--- GIVEN PROBLEM ---
Reproduce the listing word for word, leaving every picture behind.

--- RAW RECORDS ---
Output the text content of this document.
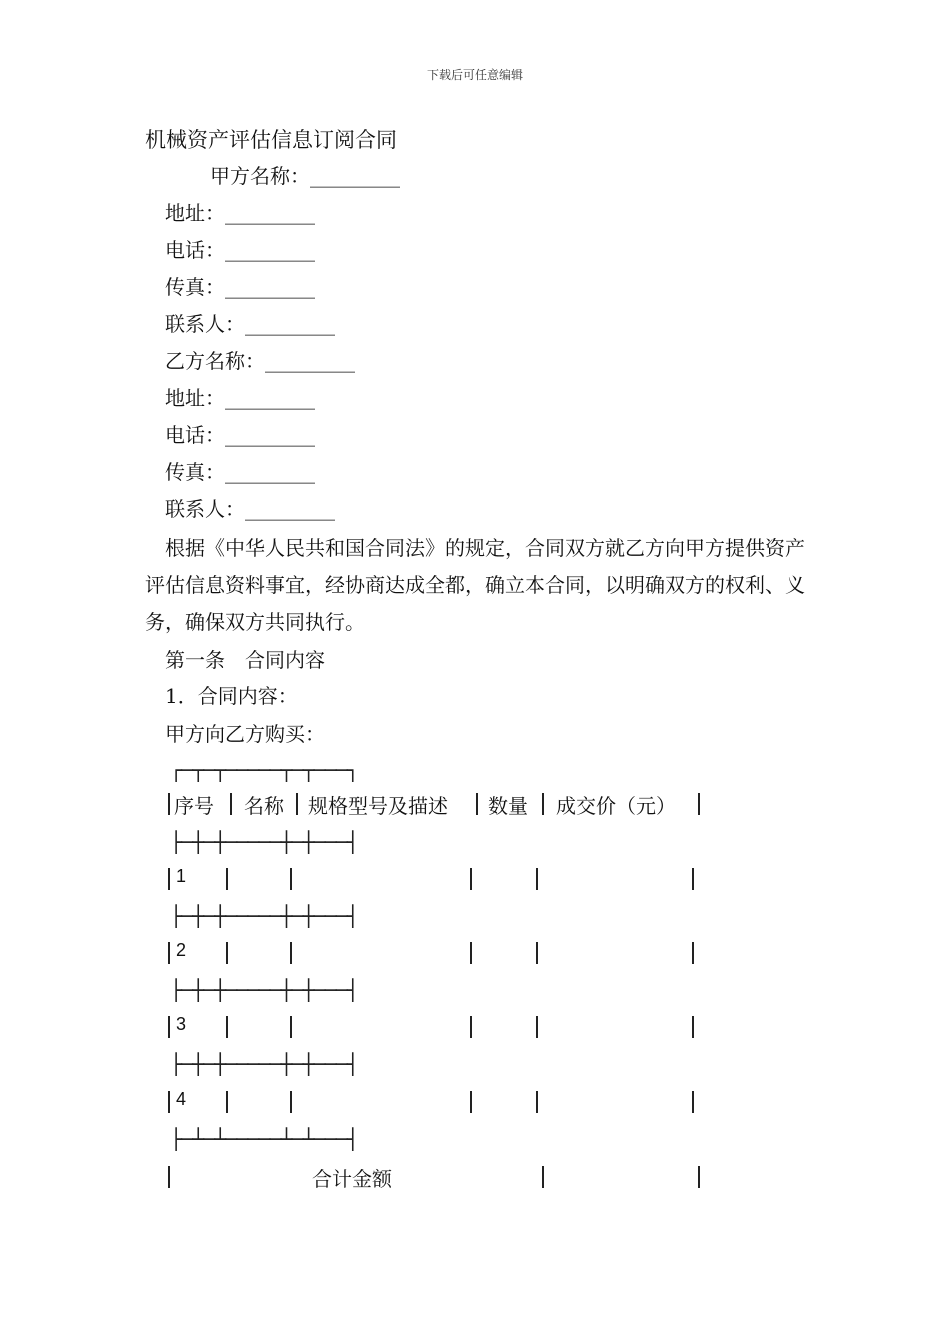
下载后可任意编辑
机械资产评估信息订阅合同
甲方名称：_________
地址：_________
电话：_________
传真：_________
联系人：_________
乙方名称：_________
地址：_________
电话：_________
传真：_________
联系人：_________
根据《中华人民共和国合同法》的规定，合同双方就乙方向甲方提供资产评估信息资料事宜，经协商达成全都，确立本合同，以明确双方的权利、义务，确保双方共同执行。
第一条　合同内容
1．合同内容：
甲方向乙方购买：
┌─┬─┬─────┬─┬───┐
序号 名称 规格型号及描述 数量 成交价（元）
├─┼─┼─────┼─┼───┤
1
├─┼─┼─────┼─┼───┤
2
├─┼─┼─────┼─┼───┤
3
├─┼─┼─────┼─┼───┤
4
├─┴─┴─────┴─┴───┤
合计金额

--- EXERCISE SOLUTION ---
Output the text content of this document.
下载后可任意编辑
机械资产评估信息订阅合同
甲方名称：_________
地址：_________
电话：_________
传真：_________
联系人：_________
乙方名称：_________
地址：_________
电话：_________
传真：_________
联系人：_________
根据《中华人民共和国合同法》的规定，合同双方就乙方向甲方提供资产评估信息资料事宜，经协商达成全都，确立本合同，以明确双方的权利、义务，确保双方共同执行。
第一条　合同内容
1．合同内容：
甲方向乙方购买：
┌─┬─┬─────┬─┬───┐
序号 名称 规格型号及描述 数量 成交价（元）
├─┼─┼─────┼─┼───┤
1
├─┼─┼─────┼─┼───┤
2
├─┼─┼─────┼─┼───┤
3
├─┼─┼─────┼─┼───┤
4
├─┴─┴─────┴─┴───┤
合计金额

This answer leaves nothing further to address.